» **Set exercise**
Reply with the count of lines holding "Powiązanie", nothing more.

» **Dataset extract**
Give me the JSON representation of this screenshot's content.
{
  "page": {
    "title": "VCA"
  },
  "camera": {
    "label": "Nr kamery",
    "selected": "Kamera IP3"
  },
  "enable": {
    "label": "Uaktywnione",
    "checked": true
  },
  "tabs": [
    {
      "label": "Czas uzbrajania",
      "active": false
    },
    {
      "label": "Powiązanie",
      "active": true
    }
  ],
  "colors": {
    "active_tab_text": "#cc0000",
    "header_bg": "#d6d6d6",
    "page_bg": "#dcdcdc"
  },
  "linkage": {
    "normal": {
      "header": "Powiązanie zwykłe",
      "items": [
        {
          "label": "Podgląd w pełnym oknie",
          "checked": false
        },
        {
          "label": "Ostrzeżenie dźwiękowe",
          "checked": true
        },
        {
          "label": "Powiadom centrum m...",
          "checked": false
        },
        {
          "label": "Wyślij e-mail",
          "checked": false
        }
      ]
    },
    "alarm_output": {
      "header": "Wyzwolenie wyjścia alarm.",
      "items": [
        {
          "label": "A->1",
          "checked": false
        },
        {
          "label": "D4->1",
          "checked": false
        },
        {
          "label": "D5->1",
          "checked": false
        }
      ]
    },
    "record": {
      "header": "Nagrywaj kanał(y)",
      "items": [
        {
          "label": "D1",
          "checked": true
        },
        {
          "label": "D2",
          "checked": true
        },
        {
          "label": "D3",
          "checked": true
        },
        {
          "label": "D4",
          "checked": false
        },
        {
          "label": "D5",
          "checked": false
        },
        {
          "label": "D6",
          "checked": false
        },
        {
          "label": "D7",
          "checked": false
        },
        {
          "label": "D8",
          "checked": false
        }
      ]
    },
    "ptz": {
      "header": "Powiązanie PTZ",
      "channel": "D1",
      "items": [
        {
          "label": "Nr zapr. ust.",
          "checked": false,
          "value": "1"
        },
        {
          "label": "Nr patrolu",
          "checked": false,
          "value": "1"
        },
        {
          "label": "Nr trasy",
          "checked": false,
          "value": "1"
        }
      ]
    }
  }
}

» **Answer to the problem**
3